WHAT YOU ARE ASKED TO DO - Search the material and gather each line with "dans" in it.

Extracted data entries
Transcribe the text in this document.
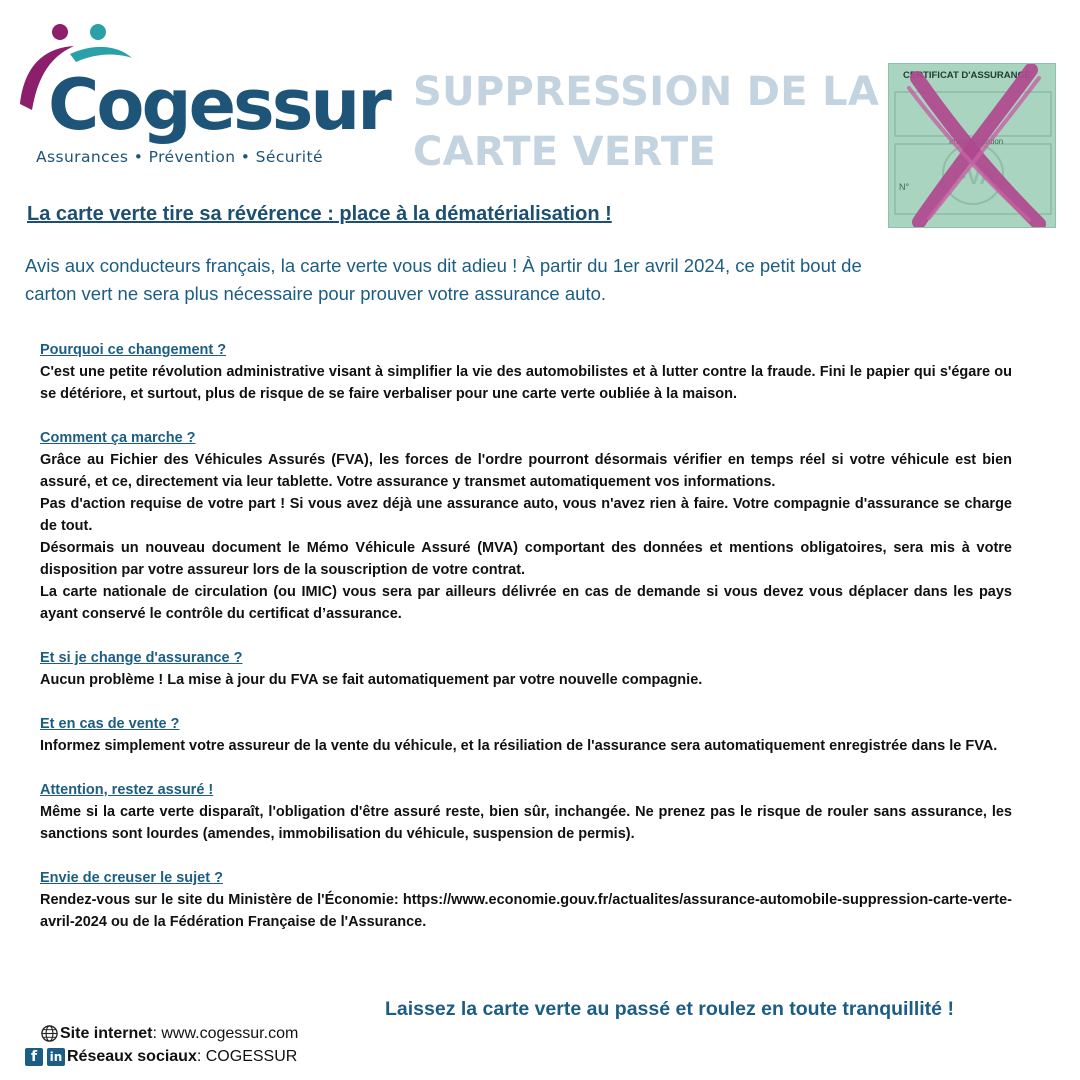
Cogessur
Assurances • Prévention • Sécurité
SUPPRESSION DE LA
CARTE VERTE
CERTIFICAT D'ASSURANCE
Immatriculation
N° FVA
La carte verte tire sa révérence : place à la dématérialisation !
Avis aux conducteurs français, la carte verte vous dit adieu ! À partir du 1er avril 2024, ce petit bout de carton vert ne sera plus nécessaire pour prouver votre assurance auto.
Pourquoi ce changement ?

C'est une petite révolution administrative visant à simplifier la vie des automobilistes et à lutter contre la fraude. Fini le papier qui s'égare ou se détériore, et surtout, plus de risque de se faire verbaliser pour une carte verte oubliée à la maison.

Comment ça marche ?

Grâce au Fichier des Véhicules Assurés (FVA), les forces de l'ordre pourront désormais vérifier en temps réel si votre véhicule est bien assuré, et ce, directement via leur tablette. Votre assurance y transmet automatiquement vos informations.

Pas d'action requise de votre part ! Si vous avez déjà une assurance auto, vous n'avez rien à faire. Votre compagnie d'assurance se charge de tout.

Désormais un nouveau document le Mémo Véhicule Assuré (MVA) comportant des données et mentions obligatoires, sera mis à votre disposition par votre assureur lors de la souscription de votre contrat.

La carte nationale de circulation (ou IMIC) vous sera par ailleurs délivrée en cas de demande si vous devez vous déplacer dans les pays ayant conservé le contrôle du certificat d’assurance.

Et si je change d'assurance ?

Aucun problème ! La mise à jour du FVA se fait automatiquement par votre nouvelle compagnie.

Et en cas de vente ?

Informez simplement votre assureur de la vente du véhicule, et la résiliation de l'assurance sera automatiquement enregistrée dans le FVA.

Attention, restez assuré !

Même si la carte verte disparaît, l'obligation d'être assuré reste, bien sûr, inchangée. Ne prenez pas le risque de rouler sans assurance, les sanctions sont lourdes (amendes, immobilisation du véhicule, suspension de permis).

Envie de creuser le sujet ?

Rendez-vous sur le site du Ministère de l'Économie: https://www.economie.gouv.fr/actualites/assurance-automobile-suppression-carte-verte-avril-2024 ou de la Fédération Française de l'Assurance.

Laissez la carte verte au passé et roulez en toute tranquillité !
Site internet : www.cogessur.com
f	in Réseaux sociaux : COGESSUR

ANSWER TO THE EXERCISE -
La carte nationale de circulation (ou IMIC) vous sera par ailleurs délivrée en cas de demande si vous devez vous déplacer dans les pays ayant conservé le contrôle du certificat d’assurance.
Informez simplement votre assureur de la vente du véhicule, et la résiliation de l'assurance sera automatiquement enregistrée dans le FVA.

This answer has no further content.